Part of a data file
####################

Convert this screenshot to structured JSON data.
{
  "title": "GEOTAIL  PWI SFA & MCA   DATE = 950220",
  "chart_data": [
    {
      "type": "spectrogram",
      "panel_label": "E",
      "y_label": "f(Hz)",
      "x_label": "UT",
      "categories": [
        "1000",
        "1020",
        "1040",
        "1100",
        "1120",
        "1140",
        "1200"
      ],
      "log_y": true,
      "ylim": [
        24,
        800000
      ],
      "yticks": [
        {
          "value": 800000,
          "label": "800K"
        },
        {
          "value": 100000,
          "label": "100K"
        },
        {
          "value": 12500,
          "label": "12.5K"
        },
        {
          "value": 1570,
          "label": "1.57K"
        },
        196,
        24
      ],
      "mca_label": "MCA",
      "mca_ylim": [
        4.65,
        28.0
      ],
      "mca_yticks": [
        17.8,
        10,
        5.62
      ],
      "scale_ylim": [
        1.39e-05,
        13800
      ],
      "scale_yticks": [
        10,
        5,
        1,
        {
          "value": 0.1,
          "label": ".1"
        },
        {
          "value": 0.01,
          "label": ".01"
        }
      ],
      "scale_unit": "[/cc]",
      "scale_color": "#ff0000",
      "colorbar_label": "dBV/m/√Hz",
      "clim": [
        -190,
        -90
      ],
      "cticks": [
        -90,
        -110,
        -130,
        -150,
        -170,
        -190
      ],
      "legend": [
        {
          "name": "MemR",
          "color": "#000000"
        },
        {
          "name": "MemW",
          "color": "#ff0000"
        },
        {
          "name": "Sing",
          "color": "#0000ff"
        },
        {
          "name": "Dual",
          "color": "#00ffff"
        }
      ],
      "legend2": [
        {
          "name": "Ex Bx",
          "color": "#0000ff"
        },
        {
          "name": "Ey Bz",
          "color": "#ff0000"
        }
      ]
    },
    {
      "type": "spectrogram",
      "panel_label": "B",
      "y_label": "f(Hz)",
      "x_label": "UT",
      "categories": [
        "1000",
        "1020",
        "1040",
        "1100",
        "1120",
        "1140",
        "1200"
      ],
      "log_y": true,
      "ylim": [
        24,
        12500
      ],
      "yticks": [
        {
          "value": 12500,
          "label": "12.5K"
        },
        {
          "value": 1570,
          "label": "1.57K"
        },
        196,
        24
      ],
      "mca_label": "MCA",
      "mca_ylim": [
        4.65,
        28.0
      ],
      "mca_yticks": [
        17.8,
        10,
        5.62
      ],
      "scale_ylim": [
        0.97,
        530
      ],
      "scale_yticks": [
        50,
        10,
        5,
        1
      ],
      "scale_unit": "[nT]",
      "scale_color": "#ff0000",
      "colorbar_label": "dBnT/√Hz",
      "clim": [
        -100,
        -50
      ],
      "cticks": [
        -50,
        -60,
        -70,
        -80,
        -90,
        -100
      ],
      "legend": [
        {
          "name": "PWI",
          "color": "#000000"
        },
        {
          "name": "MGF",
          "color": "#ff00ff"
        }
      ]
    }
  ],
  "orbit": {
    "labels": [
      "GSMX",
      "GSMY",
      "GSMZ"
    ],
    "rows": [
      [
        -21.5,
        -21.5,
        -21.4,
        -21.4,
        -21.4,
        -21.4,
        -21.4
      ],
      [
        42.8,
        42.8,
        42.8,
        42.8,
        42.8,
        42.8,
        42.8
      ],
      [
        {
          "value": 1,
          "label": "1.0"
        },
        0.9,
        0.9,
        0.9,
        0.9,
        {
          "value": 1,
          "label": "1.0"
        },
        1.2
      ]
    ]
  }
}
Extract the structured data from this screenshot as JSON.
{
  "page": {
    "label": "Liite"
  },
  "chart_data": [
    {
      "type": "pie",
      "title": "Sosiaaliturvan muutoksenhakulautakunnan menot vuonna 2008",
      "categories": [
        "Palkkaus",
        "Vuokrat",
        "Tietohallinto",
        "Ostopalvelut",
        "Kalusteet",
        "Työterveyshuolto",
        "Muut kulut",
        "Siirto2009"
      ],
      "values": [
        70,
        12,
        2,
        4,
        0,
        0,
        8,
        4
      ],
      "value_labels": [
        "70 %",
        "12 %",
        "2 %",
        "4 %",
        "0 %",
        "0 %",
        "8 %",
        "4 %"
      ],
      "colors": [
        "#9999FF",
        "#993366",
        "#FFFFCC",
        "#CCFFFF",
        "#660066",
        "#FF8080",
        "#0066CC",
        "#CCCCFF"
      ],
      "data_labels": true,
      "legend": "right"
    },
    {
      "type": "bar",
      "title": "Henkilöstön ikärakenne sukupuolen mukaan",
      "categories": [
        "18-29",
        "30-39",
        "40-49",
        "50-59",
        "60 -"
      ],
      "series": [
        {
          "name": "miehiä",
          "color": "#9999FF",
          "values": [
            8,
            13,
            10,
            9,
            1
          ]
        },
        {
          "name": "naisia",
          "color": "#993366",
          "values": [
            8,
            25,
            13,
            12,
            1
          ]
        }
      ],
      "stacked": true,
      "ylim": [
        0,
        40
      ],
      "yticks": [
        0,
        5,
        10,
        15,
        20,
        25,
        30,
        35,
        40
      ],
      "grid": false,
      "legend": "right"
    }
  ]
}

####################

## SHORT PROBLEM
Find every line with the word "screenshot" and state how many there are, with no other words.

## COMPLETE ANSWER
2